> What is being asked:
Print each of the entries exactly, leaving nothing out.

─── Supplied material

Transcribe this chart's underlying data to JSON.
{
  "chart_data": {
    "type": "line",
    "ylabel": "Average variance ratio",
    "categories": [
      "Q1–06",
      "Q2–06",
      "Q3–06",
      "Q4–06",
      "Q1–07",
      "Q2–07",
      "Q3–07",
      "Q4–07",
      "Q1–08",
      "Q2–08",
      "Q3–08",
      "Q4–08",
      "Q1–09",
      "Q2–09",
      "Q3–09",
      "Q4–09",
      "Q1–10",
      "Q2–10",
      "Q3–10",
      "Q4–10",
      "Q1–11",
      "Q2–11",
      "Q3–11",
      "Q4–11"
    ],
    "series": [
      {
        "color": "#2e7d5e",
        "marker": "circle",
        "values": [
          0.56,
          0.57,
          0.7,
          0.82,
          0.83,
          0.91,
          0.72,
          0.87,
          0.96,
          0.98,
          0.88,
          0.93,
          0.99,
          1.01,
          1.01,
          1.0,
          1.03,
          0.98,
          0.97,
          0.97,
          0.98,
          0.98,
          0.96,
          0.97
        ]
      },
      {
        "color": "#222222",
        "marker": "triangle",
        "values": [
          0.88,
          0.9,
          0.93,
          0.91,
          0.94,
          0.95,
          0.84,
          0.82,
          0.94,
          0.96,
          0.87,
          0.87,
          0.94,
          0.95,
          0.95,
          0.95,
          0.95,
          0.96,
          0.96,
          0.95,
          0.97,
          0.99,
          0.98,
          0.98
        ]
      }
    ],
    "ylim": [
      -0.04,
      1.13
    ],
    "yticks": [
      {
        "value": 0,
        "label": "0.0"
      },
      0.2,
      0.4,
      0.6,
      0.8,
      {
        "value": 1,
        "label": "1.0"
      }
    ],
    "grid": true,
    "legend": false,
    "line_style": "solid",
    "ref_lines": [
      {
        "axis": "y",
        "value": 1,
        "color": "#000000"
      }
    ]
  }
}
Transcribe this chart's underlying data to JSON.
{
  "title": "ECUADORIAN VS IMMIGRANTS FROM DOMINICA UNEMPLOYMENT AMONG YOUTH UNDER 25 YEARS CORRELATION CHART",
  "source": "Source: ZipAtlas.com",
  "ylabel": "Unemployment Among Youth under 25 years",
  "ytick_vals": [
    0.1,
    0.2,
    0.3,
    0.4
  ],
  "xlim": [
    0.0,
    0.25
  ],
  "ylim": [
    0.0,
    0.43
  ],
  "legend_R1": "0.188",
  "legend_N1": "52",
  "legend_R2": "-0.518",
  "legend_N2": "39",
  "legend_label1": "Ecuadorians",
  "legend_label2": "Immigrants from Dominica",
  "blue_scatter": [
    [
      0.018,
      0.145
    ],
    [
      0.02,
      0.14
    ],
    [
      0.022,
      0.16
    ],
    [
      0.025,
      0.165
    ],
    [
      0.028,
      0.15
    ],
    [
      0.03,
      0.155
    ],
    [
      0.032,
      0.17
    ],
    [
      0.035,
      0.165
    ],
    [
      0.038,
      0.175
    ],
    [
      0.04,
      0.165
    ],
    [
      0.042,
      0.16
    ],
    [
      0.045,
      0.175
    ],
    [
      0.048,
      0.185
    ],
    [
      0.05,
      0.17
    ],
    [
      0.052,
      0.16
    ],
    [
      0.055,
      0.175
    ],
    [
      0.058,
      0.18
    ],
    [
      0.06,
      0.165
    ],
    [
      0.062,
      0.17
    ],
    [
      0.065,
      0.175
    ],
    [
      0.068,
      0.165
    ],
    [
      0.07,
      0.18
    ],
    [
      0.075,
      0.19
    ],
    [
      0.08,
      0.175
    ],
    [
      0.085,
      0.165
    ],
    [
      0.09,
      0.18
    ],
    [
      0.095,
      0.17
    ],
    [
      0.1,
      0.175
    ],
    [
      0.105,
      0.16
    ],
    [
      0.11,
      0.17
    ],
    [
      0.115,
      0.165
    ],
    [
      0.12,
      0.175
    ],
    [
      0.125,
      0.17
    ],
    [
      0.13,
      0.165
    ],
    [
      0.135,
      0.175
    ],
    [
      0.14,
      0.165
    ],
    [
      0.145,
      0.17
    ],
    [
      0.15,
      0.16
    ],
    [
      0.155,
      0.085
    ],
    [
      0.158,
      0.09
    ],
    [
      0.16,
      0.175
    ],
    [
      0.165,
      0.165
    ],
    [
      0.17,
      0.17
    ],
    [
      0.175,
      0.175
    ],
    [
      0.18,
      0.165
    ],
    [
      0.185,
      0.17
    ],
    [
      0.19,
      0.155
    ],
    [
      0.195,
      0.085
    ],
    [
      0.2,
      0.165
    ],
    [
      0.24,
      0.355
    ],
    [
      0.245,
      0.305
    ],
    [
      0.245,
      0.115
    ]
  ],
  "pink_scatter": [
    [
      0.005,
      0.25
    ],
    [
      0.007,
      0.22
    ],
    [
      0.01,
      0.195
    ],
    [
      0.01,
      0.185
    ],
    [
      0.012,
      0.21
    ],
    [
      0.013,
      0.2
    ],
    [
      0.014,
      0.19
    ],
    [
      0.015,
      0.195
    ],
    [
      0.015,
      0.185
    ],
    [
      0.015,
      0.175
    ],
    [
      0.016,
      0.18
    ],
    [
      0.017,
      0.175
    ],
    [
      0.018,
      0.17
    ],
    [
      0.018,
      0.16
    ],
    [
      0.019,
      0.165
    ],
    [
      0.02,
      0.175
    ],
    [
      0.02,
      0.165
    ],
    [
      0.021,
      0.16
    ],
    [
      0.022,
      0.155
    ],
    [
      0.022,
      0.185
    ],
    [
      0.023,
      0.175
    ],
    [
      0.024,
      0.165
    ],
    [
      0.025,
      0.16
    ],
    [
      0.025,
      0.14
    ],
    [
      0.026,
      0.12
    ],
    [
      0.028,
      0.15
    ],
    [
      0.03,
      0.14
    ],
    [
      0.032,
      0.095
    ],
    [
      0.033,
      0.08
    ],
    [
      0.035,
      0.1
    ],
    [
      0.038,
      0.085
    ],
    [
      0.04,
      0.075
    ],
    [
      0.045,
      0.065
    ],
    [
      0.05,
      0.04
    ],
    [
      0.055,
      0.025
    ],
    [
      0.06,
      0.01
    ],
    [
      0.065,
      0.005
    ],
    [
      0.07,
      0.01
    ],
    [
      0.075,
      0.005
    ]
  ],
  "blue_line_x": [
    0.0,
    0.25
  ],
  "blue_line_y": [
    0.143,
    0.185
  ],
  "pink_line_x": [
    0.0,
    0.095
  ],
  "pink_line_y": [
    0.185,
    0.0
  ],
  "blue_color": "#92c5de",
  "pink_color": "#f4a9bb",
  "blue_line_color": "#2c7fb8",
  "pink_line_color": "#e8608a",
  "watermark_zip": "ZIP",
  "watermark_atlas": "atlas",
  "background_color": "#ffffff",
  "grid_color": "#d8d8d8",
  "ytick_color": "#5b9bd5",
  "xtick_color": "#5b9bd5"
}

──────

> Task result:
Transcribe this chart's underlying data to JSON.
{
  "chart_data": {
    "type": "line",
    "ylabel": "Average variance ratio",
    "categories": [
      "Q1–06",
      "Q2–06",
      "Q3–06",
      "Q4–06",
      "Q1–07",
      "Q2–07",
      "Q3–07",
      "Q4–07",
      "Q1–08",
      "Q2–08",
      "Q3–08",
      "Q4–08",
      "Q1–09",
      "Q2–09",
      "Q3–09",
      "Q4–09",
      "Q1–10",
      "Q2–10",
      "Q3–10",
      "Q4–10",
      "Q1–11",
      "Q2–11",
      "Q3–11",
      "Q4–11"
    ],
    "series": [
      {
        "color": "#2e7d5e",
        "marker": "circle",
        "values": [
          0.56,
          0.57,
          0.7,
          0.82,
          0.83,
          0.91,
          0.72,
          0.87,
          0.96,
          0.98,
          0.88,
          0.93,
          0.99,
          1.01,
          1.01,
          1.0,
          1.03,
          0.98,
          0.97,
          0.97,
          0.98,
          0.98,
          0.96,
          0.97
        ]
      },
      {
        "color": "#222222",
        "marker": "triangle",
        "values": [
          0.88,
          0.9,
          0.93,
          0.91,
          0.94,
          0.95,
          0.84,
          0.82,
          0.94,
          0.96,
          0.87,
          0.87,
          0.94,
          0.95,
          0.95,
          0.95,
          0.95,
          0.96,
          0.96,
          0.95,
          0.97,
          0.99,
          0.98,
          0.98
        ]
      }
    ],
    "ylim": [
      -0.04,
      1.13
    ],
    "yticks": [
      {
        "value": 0,
        "label": "0.0"
      },
      0.2,
      0.4,
      0.6,
      0.8,
      {
        "value": 1,
        "label": "1.0"
      }
    ],
    "grid": true,
    "legend": false,
    "line_style": "solid",
    "ref_lines": [
      {
        "axis": "y",
        "value": 1,
        "color": "#000000"
      }
    ]
  }
}
Transcribe this chart's underlying data to JSON.
{
  "title": "ECUADORIAN VS IMMIGRANTS FROM DOMINICA UNEMPLOYMENT AMONG YOUTH UNDER 25 YEARS CORRELATION CHART",
  "source": "Source: ZipAtlas.com",
  "ylabel": "Unemployment Among Youth under 25 years",
  "ytick_vals": [
    0.1,
    0.2,
    0.3,
    0.4
  ],
  "xlim": [
    0.0,
    0.25
  ],
  "ylim": [
    0.0,
    0.43
  ],
  "legend_R1": "0.188",
  "legend_N1": "52",
  "legend_R2": "-0.518",
  "legend_N2": "39",
  "legend_label1": "Ecuadorians",
  "legend_label2": "Immigrants from Dominica",
  "blue_scatter": [
    [
      0.018,
      0.145
    ],
    [
      0.02,
      0.14
    ],
    [
      0.022,
      0.16
    ],
    [
      0.025,
      0.165
    ],
    [
      0.028,
      0.15
    ],
    [
      0.03,
      0.155
    ],
    [
      0.032,
      0.17
    ],
    [
      0.035,
      0.165
    ],
    [
      0.038,
      0.175
    ],
    [
      0.04,
      0.165
    ],
    [
      0.042,
      0.16
    ],
    [
      0.045,
      0.175
    ],
    [
      0.048,
      0.185
    ],
    [
      0.05,
      0.17
    ],
    [
      0.052,
      0.16
    ],
    [
      0.055,
      0.175
    ],
    [
      0.058,
      0.18
    ],
    [
      0.06,
      0.165
    ],
    [
      0.062,
      0.17
    ],
    [
      0.065,
      0.175
    ],
    [
      0.068,
      0.165
    ],
    [
      0.07,
      0.18
    ],
    [
      0.075,
      0.19
    ],
    [
      0.08,
      0.175
    ],
    [
      0.085,
      0.165
    ],
    [
      0.09,
      0.18
    ],
    [
      0.095,
      0.17
    ],
    [
      0.1,
      0.175
    ],
    [
      0.105,
      0.16
    ],
    [
      0.11,
      0.17
    ],
    [
      0.115,
      0.165
    ],
    [
      0.12,
      0.175
    ],
    [
      0.125,
      0.17
    ],
    [
      0.13,
      0.165
    ],
    [
      0.135,
      0.175
    ],
    [
      0.14,
      0.165
    ],
    [
      0.145,
      0.17
    ],
    [
      0.15,
      0.16
    ],
    [
      0.155,
      0.085
    ],
    [
      0.158,
      0.09
    ],
    [
      0.16,
      0.175
    ],
    [
      0.165,
      0.165
    ],
    [
      0.17,
      0.17
    ],
    [
      0.175,
      0.175
    ],
    [
      0.18,
      0.165
    ],
    [
      0.185,
      0.17
    ],
    [
      0.19,
      0.155
    ],
    [
      0.195,
      0.085
    ],
    [
      0.2,
      0.165
    ],
    [
      0.24,
      0.355
    ],
    [
      0.245,
      0.305
    ],
    [
      0.245,
      0.115
    ]
  ],
  "pink_scatter": [
    [
      0.005,
      0.25
    ],
    [
      0.007,
      0.22
    ],
    [
      0.01,
      0.195
    ],
    [
      0.01,
      0.185
    ],
    [
      0.012,
      0.21
    ],
    [
      0.013,
      0.2
    ],
    [
      0.014,
      0.19
    ],
    [
      0.015,
      0.195
    ],
    [
      0.015,
      0.185
    ],
    [
      0.015,
      0.175
    ],
    [
      0.016,
      0.18
    ],
    [
      0.017,
      0.175
    ],
    [
      0.018,
      0.17
    ],
    [
      0.018,
      0.16
    ],
    [
      0.019,
      0.165
    ],
    [
      0.02,
      0.175
    ],
    [
      0.02,
      0.165
    ],
    [
      0.021,
      0.16
    ],
    [
      0.022,
      0.155
    ],
    [
      0.022,
      0.185
    ],
    [
      0.023,
      0.175
    ],
    [
      0.024,
      0.165
    ],
    [
      0.025,
      0.16
    ],
    [
      0.025,
      0.14
    ],
    [
      0.026,
      0.12
    ],
    [
      0.028,
      0.15
    ],
    [
      0.03,
      0.14
    ],
    [
      0.032,
      0.095
    ],
    [
      0.033,
      0.08
    ],
    [
      0.035,
      0.1
    ],
    [
      0.038,
      0.085
    ],
    [
      0.04,
      0.075
    ],
    [
      0.045,
      0.065
    ],
    [
      0.05,
      0.04
    ],
    [
      0.055,
      0.025
    ],
    [
      0.06,
      0.01
    ],
    [
      0.065,
      0.005
    ],
    [
      0.07,
      0.01
    ],
    [
      0.075,
      0.005
    ]
  ],
  "blue_line_x": [
    0.0,
    0.25
  ],
  "blue_line_y": [
    0.143,
    0.185
  ],
  "pink_line_x": [
    0.0,
    0.095
  ],
  "pink_line_y": [
    0.185,
    0.0
  ],
  "blue_color": "#92c5de",
  "pink_color": "#f4a9bb",
  "blue_line_color": "#2c7fb8",
  "pink_line_color": "#e8608a",
  "watermark_zip": "ZIP",
  "watermark_atlas": "atlas",
  "background_color": "#ffffff",
  "grid_color": "#d8d8d8",
  "ytick_color": "#5b9bd5",
  "xtick_color": "#5b9bd5"
}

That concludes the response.